1.一株纳豆激酶真核高效表达双启动子系统重组基因工程菌，其特征在于，所述纳豆激酶真核高效表达双启动子系统重组基因工程菌为komagataella phaffii LNF013，于中国微生物菌种保藏管理委员会普通微生物中心保藏，保藏编号为CGMCC NO.22081。

2.一株纳豆激酶真核高效表达双启动子系统重组基因工程菌的构建方法，其特征在于，方法包括如下步骤：

1)GAP启动子基因片段的获得：以pGAPZα‑A质粒为模板，以Primer5和Primer6为引物，通过PCR反应，获得两端添加酶切位点Kpn I和Not I的GAP启动子基因片段；

Primer5：GGGGTACCTTTTTGTAGAAATGTCTTGGTGTCPrimer6：ATAAGAATGCGGCCGCATAGTTGTTCAATTGATTGAA

2)pGAPZα‑A‑NKt2载体质粒的获得：以pGAPZα‑A‑NKt2为模板，以Primer7和Primer8为引物，通过环PCR扩增，获得在pGAPZα‑A‑NKt2下游两端添加酶切位点Kpn I和Not I的pGAPZα‑A‑NKt2载体质粒；

Primer7：ATAAGAATGCGGCCGCTTCGAAACGATGAGATTTCCTPrimer8：GGGGTACCATAGTTGTTCAATTGATTGAA

3)构建pGAPZα‑A‑GAP‑GAP‑NKt2重组表达载体：将步骤1)获得的两端添加酶切位点Kpn I和Not I的GAP启动子基因片段和步骤2)获得的在pGAPZα‑A‑NKt2下游两端添加酶切位点Kpn I和Not I的pGAPZα‑A‑NKt2载体质粒，通过双酶切连接，获得pGAPZα‑A‑GAP‑GAP‑NKt2重组表达载体；

4)转化：将pGAPZα‑A‑GAP‑GAP‑NKt2重组表达载体转化到毕赤酵母X33中，获得重组基因工程菌komagataella phaffii LNF013。

待完成任务
A: 列出纳豆激酶专利文本中出现的全部引物名称。
B: 请从纳豆激酶专利文本的最后一句之后接着往下写。
下面的清单取自另一来源。

待分析数据
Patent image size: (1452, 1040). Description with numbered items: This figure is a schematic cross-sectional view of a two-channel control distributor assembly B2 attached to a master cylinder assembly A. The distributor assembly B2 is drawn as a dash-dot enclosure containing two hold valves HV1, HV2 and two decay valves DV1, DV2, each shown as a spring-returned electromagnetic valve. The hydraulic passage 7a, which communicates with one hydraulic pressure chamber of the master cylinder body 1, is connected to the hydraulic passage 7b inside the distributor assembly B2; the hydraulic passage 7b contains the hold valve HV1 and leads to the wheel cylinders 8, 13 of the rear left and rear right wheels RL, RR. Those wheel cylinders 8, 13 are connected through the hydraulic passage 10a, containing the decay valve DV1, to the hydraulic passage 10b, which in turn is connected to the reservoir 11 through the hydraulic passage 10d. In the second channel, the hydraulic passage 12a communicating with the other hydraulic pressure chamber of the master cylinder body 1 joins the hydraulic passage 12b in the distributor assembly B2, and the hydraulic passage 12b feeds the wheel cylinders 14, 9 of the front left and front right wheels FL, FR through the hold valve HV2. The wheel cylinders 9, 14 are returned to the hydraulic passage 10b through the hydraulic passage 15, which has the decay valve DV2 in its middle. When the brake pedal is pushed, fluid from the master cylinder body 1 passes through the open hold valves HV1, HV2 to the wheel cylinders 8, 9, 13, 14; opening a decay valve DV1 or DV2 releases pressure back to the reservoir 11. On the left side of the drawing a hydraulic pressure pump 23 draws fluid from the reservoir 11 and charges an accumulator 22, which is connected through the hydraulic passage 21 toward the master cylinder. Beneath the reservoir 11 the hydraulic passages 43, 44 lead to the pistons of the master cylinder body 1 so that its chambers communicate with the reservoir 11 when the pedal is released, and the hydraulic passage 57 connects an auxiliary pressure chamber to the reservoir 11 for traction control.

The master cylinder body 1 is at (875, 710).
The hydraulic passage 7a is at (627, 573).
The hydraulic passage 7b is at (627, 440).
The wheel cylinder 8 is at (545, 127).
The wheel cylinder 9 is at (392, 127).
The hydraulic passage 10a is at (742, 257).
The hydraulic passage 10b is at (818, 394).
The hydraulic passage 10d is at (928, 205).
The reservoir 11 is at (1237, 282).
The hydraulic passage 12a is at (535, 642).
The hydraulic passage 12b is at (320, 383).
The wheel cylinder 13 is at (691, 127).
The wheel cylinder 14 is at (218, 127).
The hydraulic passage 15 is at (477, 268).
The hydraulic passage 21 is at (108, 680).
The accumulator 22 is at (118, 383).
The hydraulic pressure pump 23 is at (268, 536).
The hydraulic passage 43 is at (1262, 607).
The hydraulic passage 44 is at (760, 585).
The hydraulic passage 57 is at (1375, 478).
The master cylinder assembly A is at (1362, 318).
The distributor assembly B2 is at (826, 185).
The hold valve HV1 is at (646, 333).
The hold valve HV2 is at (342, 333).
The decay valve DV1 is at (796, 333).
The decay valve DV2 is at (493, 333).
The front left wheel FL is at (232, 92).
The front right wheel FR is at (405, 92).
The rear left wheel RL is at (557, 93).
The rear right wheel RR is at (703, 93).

练习结果
A: Primer5、Primer6、Primer7、Primer8

B:
3.根据权利要求2所述的构建方法，其特征在于，步骤1)中，PCR反应的条件为：PCR反应体系：Primer 5 2μl，Primer 6 2μl，2×Es taq Master Mix 25μl，pGAPZα‑A质粒DNA 1μl，ddH2O补至总体系50μL；

PCR反应条件：94℃预变性2min；94℃30s；55℃30s；72℃30s；25cycles；72℃延伸7min；

4℃10min。

4.根据权利要求2所述的构建方法，其特征在于，步骤2)中，环PCR扩增的条件为：PCR反应体系：Primer 7 2μl，Primer 8 2μl，2×Es taq Master Mix 25μl，pGAPZα‑A‑NKt2 DNA 1μl，ddH2O补至总体系50μL；

PCR反应条件：98℃预变性3min；98℃30s；56℃30s；72℃50s；25cycles；72℃延伸7min；

4℃10min。

5.根据权利要求2所述的构建方法，其特征在于，步骤4)中，将pGAPZα‑A‑GAP‑GAP‑NKt2重组表达载体，先进行线性化后，再使用电转化法转化到毕赤酵母X33中。

6.根据权利要求5所述的构建方法，其特征在于，线性化体系为：pGAPZα‑A‑GAP‑GAP‑NKt2 1μg，10×QuickCut Buffer 2μL，QuickCut Enzyme BglⅡ1μL，ddH2O补至总体系20μL；反应条件为温度37℃，酶切时间为10min‑15min。

7.权利要求1所述的一株纳豆激酶真核高效表达双启动子系统重组基因工程菌在表达纳豆激酶中的应用。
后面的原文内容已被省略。